▶ SOURCE EXTRACT
There is “a lot of uncertainty,” Kolieb said, in the area of international law called state responsibility—the laws that determine when an international obligation has been breached and what the consequences should be. “A lot of this stuff is not written down either, a lot of this stuff is interpretation of treaties.”

All legally binding international treaties must be registered with the UN. Registration, however, does not give the UN power to enforce any aspects of the treaty, intervene if one country violates the terms of the treaty, or determine whether the treaty has been violated. “There’s no sort of higher authority that can go and lock someone up or punish someone,” Kolieb said.

UN registration does mean that if a dispute arose, either the U.K. or China could bring it up with “any relevant organ of the UN,” Green said, like the International Court of Justice.

“In theory the U.K. could take China to the International Court of Justice to mediate the dispute…but China can, as other countries have in the past, reject the jurisdiction of that court,” Kolieb said.

Besides, Kolieb added, it’s unlikely: “Usually the great powers of the world tend not to resort to the International Court of Justice to air their dirty laundry and solve their disputes.”

The U.K. could raise the issue with the UN Security Council, as Johnson said he did in the Wednesday op-ed, but China, a permanent member, could veto any actual resolution put forth to the council.

“International law is…based on consent of sovereign states,” Kolieb said. This means that while the declaration entitles the U.K. to take action against China if it believes the latter has violated the terms of the treaty, it does not obligate the U.K. to do so.

“In terms of the joint declaration, if they choose not to exercise their rights and hold China to it, then it’s their sovereign choice,” Kolieb said.

BNO overture

One lever the U.K. is willing to pull relates to the rights of British National Overseas (BNO) passports, documents created in 1985 to apply specifically to Hong Kong residents born before the handover in 1997. BNO passport holders currently have the right to remain in the U.K. for six months without a visa, but not the right to reside there permanently.

Johnson, in his op-ed, said that if China institutes the national security law, the British government will allow BNO holders to stay in the U.K. for “a renewable period of 12 months” and give them the right to work, which could place them on route to citizenship.

Entertaining that possibility is a marked shift from the U.K.’s past stance on the matter—Johnson himself described it as “one of the biggest changes in our visa system in British history.”

▶ DATASET
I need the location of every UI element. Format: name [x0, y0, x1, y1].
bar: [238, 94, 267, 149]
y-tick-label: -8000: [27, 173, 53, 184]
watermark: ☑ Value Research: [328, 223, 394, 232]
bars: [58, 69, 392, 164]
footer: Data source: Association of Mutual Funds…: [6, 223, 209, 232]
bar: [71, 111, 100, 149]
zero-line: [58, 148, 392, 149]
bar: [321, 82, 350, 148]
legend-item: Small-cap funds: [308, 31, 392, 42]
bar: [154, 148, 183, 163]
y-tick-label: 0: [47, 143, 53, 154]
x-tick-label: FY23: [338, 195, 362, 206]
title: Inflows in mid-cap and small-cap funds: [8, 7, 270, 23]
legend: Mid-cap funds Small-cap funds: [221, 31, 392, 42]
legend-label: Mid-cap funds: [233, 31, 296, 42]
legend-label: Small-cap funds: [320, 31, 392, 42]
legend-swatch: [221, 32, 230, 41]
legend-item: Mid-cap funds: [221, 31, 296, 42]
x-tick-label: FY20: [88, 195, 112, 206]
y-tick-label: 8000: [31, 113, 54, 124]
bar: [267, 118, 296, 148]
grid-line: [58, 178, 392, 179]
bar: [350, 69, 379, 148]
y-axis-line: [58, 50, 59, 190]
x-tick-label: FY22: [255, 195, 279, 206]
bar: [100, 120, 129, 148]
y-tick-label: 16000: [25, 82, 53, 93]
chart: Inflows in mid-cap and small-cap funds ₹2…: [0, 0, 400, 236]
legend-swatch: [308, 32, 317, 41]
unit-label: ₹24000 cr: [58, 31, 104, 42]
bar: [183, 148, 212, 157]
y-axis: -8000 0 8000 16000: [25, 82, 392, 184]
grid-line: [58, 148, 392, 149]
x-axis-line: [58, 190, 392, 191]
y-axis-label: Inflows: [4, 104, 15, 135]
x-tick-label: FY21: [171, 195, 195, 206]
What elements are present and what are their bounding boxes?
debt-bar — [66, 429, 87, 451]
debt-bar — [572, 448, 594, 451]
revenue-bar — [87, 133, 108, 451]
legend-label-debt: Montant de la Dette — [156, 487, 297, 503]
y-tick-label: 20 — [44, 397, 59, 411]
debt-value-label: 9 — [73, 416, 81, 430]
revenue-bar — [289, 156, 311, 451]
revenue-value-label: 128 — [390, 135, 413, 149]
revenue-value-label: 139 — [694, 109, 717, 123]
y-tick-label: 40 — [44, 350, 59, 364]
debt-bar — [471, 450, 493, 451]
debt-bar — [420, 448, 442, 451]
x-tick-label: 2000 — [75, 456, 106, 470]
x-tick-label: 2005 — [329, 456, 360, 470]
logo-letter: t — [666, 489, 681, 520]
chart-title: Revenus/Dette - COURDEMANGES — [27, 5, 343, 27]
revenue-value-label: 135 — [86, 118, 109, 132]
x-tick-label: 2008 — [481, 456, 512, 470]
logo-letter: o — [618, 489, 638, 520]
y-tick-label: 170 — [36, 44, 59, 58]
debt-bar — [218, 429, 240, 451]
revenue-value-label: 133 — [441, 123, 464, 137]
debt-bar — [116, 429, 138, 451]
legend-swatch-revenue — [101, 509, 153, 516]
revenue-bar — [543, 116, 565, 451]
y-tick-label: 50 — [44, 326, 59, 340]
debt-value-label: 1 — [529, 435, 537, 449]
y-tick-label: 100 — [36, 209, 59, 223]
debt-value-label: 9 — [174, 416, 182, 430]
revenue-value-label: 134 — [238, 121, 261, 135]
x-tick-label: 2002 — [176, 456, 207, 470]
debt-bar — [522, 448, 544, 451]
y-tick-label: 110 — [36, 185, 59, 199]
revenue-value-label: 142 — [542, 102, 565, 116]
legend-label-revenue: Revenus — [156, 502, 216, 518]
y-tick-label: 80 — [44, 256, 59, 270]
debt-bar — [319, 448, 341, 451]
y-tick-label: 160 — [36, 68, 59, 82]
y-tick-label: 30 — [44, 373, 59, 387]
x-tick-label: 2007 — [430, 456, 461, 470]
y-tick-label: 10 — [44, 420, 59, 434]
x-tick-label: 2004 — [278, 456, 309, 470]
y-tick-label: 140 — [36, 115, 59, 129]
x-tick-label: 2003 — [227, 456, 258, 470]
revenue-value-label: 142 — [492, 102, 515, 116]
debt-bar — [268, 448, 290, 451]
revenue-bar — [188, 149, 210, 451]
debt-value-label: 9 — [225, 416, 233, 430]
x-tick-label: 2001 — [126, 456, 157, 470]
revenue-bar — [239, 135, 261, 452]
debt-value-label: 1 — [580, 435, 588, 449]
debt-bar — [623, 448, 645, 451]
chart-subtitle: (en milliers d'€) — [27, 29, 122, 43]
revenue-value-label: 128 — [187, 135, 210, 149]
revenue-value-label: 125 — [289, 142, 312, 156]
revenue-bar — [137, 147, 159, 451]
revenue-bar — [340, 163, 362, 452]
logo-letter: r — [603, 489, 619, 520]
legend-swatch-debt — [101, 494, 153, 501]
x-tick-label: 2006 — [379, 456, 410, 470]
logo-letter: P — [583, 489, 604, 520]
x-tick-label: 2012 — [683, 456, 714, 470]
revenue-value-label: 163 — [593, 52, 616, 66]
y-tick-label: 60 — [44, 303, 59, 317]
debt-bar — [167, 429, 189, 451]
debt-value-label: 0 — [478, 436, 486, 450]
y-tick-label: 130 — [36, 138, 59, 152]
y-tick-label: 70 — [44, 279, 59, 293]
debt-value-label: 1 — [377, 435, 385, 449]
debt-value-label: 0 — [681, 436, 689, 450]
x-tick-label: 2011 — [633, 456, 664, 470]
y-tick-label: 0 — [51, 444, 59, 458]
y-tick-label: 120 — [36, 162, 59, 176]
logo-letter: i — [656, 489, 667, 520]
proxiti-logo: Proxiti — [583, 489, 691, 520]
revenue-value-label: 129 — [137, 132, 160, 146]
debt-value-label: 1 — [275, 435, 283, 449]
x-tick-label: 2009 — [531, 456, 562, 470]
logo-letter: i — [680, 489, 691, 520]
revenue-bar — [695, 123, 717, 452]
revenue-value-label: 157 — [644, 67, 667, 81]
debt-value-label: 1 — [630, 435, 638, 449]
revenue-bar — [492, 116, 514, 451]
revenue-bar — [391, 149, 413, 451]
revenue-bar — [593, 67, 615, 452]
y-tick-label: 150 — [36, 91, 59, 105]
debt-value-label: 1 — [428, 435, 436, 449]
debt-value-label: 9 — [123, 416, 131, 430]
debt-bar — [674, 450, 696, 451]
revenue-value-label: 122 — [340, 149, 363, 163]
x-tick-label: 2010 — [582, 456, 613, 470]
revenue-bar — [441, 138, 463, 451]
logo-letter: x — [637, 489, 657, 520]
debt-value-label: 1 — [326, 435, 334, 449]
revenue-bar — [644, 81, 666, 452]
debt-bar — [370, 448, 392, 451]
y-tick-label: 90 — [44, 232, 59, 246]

▶ WORK REQUEST 1
Reproduce the section of the Hong Kong treaty passage that begins with the words containing "BNO overture" and ends with "route to citizenship.".
▶ WORK REQUEST 2
Carry on the Hong Kong treaty passage, writing what would follow its final sentence.
The rows come from a separate source and are not part of the Hong Kong treaty passage.

▶ REPLY 1
BNO overture

One lever the U.K. is willing to pull relates to the rights of British National Overseas (BNO) passports, documents created in 1985 to apply specifically to Hong Kong residents born before the handover in 1997. BNO passport holders currently have the right to remain in the U.K. for six months without a visa, but not the right to reside there permanently.

Johnson, in his op-ed, said that if China institutes the national security law, the British government will allow BNO holders to stay in the U.K. for “a renewable period of 12 months” and give them the right to work, which could place them on route to citizenship.

▶ REPLY 2
The British government has long been reluctant to convert these passports to full citizenship, in part because—the government has said—it would violate the terms of the handover. “I know what BNO stands for, it stands for Britain says no,” Lord Paddy Ashdown, former leader of the U.K.’s Liberal Democrats party, joked in 2017.

Johnny Patterson, director of the London-based nonprofit, Hong Kong Watch, called the BNO policy shift “a strong diplomatic statement.”

Steve Tsang, a historian of modern China and Hong Kong and the director of the SOAS China Institute at the University of London, said the BNO proposal was “a gesture.”

“In reality it doesn’t amount to very much…but what it does show is that the government is willing to consider options to show the Chinese government that the U.K. will try to do something about [the law],” Tsang said.

Responding to Beijing’s moves in Hong Kong is a “very difficult balancing act” for the U.K., Tsang said. “The reality is that with COVID-19 and the U.K. getting out of the [European Union], economically the U.K. feels very vulnerable, and you really don’t want to be antagonizing any potential friends who could be economically helpful.”

Chris Patten, the last colonial governor of Hong Kong, told the Times last week that the U.K. has a moral duty to oppose the national security law, and hit back at the idea of a political and economic trade-off.

“We keep on kidding ourselves that unless we do everything that China wants we will somehow miss out on great trading opportunities. It’s drivel.” Patten said. “The British government should make it clear that what we are seeing is a complete destruction of the joint declaration.”